Stored records:
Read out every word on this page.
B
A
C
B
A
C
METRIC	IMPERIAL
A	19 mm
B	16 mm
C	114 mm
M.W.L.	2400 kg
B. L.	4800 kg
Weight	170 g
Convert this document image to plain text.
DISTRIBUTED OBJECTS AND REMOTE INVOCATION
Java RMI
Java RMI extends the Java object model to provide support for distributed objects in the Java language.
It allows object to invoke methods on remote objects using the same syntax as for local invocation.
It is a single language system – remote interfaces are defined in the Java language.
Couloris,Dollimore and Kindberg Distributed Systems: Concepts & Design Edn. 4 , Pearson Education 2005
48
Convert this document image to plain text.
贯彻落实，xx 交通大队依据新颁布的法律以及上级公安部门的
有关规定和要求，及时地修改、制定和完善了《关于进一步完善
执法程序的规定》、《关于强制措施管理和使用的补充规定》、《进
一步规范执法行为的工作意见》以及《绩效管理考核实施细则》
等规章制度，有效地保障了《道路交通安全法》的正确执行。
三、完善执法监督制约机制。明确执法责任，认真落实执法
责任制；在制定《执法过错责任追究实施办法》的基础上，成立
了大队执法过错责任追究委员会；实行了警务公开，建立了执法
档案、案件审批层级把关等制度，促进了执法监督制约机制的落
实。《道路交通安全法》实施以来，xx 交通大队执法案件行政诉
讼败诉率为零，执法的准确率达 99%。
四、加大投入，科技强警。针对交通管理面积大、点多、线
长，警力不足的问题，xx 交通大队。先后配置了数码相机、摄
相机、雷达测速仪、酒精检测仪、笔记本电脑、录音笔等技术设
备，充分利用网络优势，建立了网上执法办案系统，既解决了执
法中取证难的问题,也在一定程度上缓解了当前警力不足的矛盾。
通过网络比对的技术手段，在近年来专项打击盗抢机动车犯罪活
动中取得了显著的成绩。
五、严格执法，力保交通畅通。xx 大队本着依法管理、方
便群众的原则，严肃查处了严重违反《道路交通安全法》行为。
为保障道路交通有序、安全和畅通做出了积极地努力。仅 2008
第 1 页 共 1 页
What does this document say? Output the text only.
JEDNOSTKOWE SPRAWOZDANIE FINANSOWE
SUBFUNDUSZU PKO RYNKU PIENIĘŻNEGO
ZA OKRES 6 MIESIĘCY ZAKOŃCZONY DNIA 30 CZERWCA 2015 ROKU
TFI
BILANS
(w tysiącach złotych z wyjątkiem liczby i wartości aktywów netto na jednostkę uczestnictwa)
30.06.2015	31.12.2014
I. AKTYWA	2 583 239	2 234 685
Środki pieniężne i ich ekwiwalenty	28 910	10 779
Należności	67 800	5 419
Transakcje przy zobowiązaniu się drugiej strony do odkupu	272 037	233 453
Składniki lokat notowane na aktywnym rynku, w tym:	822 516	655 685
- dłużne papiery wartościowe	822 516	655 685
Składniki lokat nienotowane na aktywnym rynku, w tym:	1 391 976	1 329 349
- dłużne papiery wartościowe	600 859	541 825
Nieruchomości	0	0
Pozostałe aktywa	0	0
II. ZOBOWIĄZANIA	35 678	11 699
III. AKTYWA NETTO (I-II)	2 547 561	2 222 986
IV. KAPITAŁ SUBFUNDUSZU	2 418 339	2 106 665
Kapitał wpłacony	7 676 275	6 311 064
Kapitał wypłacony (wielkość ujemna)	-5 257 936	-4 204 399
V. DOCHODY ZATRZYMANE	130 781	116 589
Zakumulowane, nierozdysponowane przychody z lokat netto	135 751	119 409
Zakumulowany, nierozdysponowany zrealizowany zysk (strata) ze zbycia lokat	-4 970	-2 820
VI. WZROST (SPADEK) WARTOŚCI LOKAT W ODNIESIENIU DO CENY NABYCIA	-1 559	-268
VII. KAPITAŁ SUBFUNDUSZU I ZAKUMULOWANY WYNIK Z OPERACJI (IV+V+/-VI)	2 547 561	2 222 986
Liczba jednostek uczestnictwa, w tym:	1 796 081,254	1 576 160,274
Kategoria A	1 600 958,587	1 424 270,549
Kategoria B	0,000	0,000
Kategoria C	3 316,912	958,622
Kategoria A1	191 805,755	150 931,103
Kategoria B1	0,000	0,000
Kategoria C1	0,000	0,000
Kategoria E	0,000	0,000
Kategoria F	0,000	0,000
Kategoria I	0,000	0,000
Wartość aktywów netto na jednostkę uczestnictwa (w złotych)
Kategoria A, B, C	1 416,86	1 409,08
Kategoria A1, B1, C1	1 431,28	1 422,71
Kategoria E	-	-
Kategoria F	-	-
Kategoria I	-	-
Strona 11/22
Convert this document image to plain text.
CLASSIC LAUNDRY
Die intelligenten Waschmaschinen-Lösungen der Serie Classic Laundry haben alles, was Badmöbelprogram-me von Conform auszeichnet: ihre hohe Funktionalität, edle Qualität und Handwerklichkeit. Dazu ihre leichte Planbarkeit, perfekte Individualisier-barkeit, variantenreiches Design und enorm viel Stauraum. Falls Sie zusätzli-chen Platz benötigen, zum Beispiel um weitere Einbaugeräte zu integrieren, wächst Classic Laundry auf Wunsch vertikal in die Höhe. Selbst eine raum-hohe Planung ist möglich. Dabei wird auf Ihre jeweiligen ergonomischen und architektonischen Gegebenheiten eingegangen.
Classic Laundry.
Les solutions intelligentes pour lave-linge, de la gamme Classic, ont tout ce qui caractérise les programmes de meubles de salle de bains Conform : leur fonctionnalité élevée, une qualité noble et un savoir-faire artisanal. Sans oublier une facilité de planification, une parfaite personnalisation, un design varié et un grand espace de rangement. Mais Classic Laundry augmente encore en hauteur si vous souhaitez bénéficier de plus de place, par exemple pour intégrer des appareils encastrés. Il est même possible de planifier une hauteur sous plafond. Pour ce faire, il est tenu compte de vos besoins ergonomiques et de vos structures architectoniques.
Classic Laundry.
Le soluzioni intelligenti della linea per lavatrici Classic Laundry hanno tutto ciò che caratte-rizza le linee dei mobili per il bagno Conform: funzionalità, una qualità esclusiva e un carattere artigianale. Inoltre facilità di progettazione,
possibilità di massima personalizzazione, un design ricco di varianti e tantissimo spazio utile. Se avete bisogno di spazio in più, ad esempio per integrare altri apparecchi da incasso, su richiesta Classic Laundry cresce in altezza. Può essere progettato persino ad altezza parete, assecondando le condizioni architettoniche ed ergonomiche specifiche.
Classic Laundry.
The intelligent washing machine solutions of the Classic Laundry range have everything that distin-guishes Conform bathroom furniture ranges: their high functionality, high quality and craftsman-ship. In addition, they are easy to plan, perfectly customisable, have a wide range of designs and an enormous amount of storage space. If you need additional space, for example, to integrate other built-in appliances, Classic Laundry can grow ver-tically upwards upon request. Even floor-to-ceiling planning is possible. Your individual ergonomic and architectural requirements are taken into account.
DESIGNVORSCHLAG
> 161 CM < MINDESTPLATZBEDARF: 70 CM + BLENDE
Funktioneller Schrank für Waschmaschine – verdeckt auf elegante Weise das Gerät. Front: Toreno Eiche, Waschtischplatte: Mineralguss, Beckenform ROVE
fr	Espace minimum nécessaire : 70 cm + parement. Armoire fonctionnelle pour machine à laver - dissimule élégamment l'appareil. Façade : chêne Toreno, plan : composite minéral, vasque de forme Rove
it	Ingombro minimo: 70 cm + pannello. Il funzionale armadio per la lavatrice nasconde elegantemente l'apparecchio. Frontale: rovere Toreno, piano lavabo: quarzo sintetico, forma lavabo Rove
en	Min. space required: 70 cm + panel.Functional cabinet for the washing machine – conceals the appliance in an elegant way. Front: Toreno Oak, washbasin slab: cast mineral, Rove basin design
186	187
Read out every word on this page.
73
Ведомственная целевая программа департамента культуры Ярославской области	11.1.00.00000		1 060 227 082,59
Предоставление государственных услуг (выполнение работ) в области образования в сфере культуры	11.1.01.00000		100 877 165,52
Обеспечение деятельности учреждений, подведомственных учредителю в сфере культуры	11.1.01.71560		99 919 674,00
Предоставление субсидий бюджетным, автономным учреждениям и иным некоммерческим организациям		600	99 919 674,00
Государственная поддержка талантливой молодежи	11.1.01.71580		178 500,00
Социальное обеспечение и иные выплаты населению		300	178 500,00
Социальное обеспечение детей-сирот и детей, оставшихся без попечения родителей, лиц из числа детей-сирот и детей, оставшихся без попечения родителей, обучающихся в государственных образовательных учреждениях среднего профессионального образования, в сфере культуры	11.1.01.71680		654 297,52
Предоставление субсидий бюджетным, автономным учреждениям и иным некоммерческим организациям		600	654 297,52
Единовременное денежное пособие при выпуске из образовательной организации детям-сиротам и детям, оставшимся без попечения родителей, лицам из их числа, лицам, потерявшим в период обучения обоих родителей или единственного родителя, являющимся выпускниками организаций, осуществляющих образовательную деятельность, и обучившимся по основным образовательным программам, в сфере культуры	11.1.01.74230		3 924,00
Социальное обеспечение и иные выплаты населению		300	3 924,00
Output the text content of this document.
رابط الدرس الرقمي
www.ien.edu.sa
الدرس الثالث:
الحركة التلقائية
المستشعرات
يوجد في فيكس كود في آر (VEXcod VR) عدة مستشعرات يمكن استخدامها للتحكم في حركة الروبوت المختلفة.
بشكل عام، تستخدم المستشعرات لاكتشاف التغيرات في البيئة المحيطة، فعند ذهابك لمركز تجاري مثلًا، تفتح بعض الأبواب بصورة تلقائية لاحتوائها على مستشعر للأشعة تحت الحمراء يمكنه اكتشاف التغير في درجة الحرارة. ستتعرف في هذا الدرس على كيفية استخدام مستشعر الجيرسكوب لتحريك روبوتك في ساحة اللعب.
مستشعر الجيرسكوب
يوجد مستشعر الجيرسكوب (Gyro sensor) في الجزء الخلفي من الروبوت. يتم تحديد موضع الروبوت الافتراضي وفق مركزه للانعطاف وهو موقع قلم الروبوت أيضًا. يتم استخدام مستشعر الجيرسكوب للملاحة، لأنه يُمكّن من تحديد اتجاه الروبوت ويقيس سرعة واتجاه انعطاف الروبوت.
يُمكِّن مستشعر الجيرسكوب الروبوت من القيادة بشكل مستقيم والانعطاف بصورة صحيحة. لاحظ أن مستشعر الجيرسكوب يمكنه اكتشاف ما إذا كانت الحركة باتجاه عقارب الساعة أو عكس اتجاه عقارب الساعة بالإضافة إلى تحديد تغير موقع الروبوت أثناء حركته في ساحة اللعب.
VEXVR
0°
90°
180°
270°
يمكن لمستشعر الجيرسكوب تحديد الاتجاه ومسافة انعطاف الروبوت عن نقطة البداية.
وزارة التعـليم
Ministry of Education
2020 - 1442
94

Written problem >> Go through the entries and return each line where the word "ساحة" appears.

Answer to this problem >>
بشكل عام، تستخدم المستشعرات لاكتشاف التغيرات في البيئة المحيطة، فعند ذهابك لمركز تجاري مثلًا، تفتح بعض الأبواب بصورة تلقائية لاحتوائها على مستشعر للأشعة تحت الحمراء يمكنه اكتشاف التغير في درجة الحرارة. ستتعرف في هذا الدرس على كيفية استخدام مستشعر الجيرسكوب لتحريك روبوتك في ساحة اللعب.
يُمكِّن مستشعر الجيرسكوب الروبوت من القيادة بشكل مستقيم والانعطاف بصورة صحيحة. لاحظ أن مستشعر الجيرسكوب يمكنه اكتشاف ما إذا كانت الحركة باتجاه عقارب الساعة أو عكس اتجاه عقارب الساعة بالإضافة إلى تحديد تغير موقع الروبوت أثناء حركته في ساحة اللعب.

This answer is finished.